Exercise aim: Check every line below for the word "ocean" and give only the number of lines where it appears.

Recorded data
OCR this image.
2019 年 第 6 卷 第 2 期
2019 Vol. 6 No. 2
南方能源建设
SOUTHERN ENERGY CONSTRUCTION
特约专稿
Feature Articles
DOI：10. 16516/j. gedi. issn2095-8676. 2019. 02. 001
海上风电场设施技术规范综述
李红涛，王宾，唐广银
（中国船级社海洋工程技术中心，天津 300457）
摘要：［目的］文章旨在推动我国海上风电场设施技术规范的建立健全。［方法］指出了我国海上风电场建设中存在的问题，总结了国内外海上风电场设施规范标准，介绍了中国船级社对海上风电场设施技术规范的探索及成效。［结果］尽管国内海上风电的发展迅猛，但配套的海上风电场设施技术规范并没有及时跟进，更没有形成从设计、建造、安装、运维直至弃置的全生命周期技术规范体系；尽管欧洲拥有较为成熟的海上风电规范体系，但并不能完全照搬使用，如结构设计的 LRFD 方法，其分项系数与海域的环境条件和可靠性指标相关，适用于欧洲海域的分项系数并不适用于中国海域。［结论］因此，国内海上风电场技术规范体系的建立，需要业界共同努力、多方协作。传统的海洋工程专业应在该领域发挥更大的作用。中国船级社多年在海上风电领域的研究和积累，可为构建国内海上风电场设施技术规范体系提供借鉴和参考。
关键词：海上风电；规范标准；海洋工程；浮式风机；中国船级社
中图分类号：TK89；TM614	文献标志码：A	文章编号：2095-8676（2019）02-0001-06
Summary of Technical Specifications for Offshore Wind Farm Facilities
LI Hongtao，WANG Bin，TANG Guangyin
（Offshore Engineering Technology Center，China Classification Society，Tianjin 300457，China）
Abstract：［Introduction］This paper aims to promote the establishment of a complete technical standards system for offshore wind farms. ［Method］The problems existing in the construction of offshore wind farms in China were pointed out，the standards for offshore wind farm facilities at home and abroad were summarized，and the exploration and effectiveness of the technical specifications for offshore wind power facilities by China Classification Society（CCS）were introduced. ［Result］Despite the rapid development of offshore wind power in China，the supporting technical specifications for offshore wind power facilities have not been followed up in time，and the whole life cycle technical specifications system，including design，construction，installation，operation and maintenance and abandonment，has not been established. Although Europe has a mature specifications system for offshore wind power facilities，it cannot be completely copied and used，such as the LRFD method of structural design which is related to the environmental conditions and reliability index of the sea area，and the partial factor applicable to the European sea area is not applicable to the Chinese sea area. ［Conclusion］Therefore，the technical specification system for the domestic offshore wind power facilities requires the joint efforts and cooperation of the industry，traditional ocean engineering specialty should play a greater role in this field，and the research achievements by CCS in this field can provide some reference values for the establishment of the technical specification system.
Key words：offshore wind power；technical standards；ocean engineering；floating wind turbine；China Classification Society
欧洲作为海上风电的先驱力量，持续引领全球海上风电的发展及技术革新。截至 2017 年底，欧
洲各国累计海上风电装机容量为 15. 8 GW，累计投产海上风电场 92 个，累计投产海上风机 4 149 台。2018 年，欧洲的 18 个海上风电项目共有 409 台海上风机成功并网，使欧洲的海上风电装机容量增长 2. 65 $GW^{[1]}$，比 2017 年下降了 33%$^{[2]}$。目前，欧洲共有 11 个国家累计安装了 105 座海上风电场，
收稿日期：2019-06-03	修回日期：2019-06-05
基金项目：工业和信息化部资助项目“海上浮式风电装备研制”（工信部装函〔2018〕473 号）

Solved problem: 2